## [Task details]
Pick out the lines below that include the string "with".

+++

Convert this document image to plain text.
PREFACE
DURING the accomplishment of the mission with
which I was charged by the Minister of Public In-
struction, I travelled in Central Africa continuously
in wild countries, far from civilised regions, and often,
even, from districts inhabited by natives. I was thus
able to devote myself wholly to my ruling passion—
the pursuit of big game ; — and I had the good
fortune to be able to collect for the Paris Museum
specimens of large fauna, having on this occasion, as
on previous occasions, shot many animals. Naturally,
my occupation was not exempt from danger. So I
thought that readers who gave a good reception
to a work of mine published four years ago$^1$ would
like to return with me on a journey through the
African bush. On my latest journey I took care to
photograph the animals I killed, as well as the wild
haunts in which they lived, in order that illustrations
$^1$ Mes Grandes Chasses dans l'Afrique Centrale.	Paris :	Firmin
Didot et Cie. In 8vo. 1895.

+++

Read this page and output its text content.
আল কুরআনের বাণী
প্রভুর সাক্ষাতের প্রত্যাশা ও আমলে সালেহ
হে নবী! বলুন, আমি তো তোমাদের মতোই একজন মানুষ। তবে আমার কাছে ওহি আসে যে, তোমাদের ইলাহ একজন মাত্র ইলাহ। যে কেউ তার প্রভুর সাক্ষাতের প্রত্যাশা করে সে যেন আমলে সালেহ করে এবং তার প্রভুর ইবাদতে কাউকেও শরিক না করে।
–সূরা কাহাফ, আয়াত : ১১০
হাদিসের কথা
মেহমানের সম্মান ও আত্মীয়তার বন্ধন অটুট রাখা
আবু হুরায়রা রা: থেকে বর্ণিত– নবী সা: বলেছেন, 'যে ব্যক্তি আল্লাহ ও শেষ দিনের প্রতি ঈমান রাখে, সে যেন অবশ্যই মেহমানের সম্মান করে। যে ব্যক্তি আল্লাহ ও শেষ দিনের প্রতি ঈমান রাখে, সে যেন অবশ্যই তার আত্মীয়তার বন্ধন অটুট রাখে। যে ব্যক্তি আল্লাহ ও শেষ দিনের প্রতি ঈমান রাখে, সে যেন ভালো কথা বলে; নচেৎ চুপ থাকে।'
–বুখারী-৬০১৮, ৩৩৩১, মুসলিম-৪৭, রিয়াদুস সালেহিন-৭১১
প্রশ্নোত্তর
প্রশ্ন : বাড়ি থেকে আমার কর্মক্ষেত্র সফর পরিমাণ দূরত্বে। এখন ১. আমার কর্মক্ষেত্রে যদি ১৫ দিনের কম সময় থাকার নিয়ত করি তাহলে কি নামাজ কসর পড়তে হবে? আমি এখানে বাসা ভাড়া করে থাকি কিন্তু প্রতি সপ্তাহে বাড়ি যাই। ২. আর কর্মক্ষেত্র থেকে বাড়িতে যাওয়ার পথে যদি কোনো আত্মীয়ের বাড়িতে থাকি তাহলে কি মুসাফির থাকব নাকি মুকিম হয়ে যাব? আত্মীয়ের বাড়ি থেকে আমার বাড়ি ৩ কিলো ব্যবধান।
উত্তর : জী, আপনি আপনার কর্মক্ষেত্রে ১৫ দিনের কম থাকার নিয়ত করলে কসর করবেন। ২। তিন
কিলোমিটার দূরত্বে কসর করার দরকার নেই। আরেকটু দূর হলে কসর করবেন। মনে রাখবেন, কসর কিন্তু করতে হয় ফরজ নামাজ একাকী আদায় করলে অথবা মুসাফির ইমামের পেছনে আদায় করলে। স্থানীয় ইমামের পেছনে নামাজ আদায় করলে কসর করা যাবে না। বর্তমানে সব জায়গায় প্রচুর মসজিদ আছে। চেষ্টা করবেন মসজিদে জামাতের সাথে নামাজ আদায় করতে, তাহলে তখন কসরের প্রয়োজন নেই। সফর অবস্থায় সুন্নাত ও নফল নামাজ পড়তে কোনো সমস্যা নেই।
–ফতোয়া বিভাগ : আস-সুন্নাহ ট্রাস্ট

+++

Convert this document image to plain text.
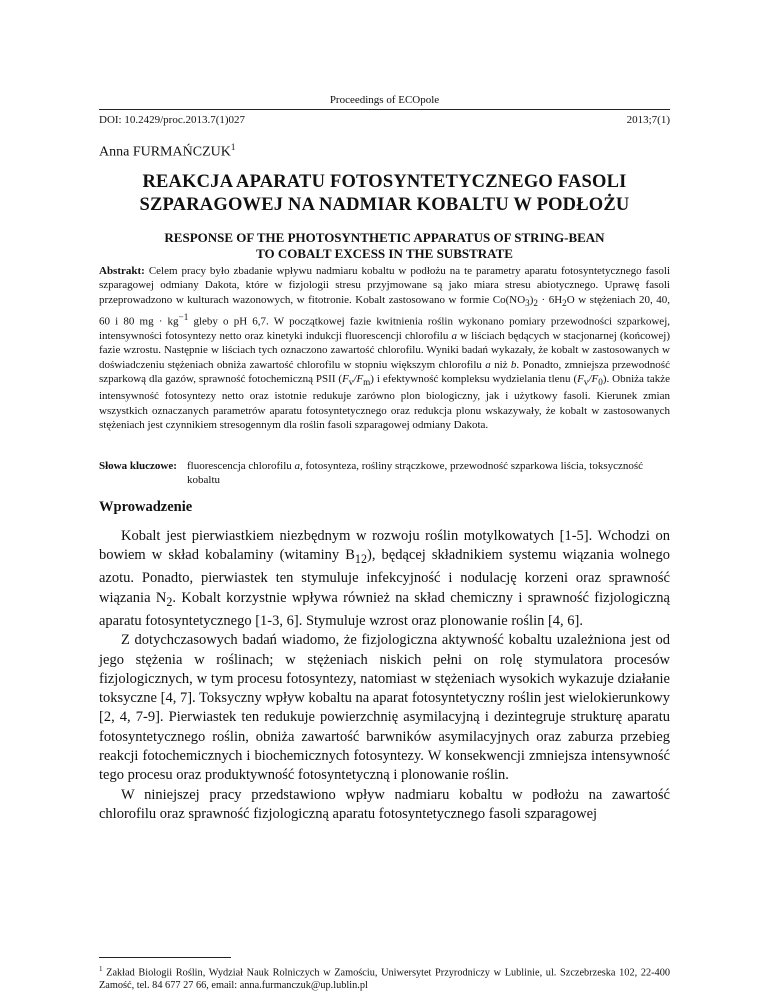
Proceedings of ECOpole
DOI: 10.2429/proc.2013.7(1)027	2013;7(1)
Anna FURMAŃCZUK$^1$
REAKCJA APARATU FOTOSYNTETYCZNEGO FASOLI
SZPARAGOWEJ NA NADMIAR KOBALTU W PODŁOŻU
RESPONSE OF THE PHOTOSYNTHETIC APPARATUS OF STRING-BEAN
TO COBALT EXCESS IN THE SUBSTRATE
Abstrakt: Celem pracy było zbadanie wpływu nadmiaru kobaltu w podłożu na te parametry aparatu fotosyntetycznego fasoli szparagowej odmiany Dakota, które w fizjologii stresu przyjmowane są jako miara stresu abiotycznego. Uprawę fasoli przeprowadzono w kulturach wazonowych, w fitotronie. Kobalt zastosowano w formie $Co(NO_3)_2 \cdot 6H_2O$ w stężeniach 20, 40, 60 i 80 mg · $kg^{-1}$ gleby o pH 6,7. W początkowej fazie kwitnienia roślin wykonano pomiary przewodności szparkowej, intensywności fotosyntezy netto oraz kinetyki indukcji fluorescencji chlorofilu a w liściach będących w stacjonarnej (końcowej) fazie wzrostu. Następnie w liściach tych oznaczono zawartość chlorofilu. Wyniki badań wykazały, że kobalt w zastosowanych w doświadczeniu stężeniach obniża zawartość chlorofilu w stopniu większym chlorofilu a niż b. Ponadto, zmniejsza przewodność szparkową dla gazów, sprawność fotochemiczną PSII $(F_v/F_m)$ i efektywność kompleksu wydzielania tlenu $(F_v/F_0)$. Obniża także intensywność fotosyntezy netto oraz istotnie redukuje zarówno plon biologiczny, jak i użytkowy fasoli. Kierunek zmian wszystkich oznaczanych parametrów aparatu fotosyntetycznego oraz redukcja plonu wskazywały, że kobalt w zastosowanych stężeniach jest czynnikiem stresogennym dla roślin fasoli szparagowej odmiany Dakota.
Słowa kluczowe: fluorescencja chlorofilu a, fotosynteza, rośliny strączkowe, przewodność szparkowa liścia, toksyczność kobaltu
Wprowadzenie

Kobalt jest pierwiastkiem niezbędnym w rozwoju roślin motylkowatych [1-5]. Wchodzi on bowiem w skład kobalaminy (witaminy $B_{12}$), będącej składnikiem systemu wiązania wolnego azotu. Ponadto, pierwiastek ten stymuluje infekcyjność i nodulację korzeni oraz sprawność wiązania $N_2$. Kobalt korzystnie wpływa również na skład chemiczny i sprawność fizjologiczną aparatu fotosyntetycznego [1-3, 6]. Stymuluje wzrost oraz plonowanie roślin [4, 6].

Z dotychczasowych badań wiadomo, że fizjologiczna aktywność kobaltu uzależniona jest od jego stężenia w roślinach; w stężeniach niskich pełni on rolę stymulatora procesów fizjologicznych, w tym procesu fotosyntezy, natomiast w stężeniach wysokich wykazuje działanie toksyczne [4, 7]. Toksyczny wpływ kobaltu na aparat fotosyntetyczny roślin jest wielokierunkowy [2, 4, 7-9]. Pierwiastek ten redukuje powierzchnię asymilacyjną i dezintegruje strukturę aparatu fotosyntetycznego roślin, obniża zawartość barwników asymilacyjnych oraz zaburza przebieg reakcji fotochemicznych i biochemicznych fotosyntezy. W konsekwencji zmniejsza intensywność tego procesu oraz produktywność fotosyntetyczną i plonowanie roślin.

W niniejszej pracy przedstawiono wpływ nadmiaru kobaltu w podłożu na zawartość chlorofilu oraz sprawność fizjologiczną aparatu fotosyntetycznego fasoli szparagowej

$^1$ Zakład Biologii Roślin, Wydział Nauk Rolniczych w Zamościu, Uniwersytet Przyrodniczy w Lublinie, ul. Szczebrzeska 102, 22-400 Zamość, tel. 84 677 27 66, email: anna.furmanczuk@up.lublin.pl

+++

## [Answer to this problem]
DURING the accomplishment of the mission with
like to return with me on a journey through the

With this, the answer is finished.